→ Job
Please copy the data below line for line, changing nothing.

** start Exercise input **

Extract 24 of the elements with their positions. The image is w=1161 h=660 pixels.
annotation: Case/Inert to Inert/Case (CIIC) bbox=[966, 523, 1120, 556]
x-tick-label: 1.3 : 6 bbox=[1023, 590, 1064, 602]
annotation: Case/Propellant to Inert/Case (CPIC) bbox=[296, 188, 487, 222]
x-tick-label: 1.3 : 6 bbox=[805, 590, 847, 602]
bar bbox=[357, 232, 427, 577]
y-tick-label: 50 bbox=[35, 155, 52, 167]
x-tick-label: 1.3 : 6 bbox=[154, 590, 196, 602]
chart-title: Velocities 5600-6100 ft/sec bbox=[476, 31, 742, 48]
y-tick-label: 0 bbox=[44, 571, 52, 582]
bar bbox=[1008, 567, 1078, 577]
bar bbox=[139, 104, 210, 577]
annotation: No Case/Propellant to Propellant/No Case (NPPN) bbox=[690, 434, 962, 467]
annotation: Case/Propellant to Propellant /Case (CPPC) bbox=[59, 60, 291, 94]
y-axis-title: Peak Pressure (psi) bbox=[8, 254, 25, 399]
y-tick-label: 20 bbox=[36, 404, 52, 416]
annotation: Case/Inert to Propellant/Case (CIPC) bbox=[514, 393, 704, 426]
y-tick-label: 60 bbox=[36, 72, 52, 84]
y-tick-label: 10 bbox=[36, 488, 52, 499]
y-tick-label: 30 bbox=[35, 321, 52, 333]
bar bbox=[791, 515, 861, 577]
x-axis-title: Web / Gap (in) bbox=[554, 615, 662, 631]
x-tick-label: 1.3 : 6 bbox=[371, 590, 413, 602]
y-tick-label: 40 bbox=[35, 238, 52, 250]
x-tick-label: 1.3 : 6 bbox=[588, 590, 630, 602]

** end Exercise input **

→ Exercise solution
Extract 24 of the elements with their positions. The image is w=1161 h=660 pixels.
annotation: Case/Inert to Inert/Case (CIIC) bbox=[966, 523, 1120, 556]
x-tick-label: 1.3 : 6 bbox=[1023, 590, 1064, 602]
annotation: Case/Propellant to Inert/Case (CPIC) bbox=[296, 188, 487, 222]
x-tick-label: 1.3 : 6 bbox=[805, 590, 847, 602]
bar bbox=[357, 232, 427, 577]
y-tick-label: 50 bbox=[35, 155, 52, 167]
x-tick-label: 1.3 : 6 bbox=[154, 590, 196, 602]
chart-title: Velocities 5600-6100 ft/sec bbox=[476, 31, 742, 48]
y-tick-label: 0 bbox=[44, 571, 52, 582]
bar bbox=[1008, 567, 1078, 577]
bar bbox=[139, 104, 210, 577]
annotation: No Case/Propellant to Propellant/No Case (NPPN) bbox=[690, 434, 962, 467]
annotation: Case/Propellant to Propellant /Case (CPPC) bbox=[59, 60, 291, 94]
y-axis-title: Peak Pressure (psi) bbox=[8, 254, 25, 399]
y-tick-label: 20 bbox=[36, 404, 52, 416]
annotation: Case/Inert to Propellant/Case (CIPC) bbox=[514, 393, 704, 426]
y-tick-label: 60 bbox=[36, 72, 52, 84]
y-tick-label: 10 bbox=[36, 488, 52, 499]
y-tick-label: 30 bbox=[35, 321, 52, 333]
bar bbox=[791, 515, 861, 577]
x-axis-title: Web / Gap (in) bbox=[554, 615, 662, 631]
x-tick-label: 1.3 : 6 bbox=[371, 590, 413, 602]
y-tick-label: 40 bbox=[35, 238, 52, 250]
x-tick-label: 1.3 : 6 bbox=[588, 590, 630, 602]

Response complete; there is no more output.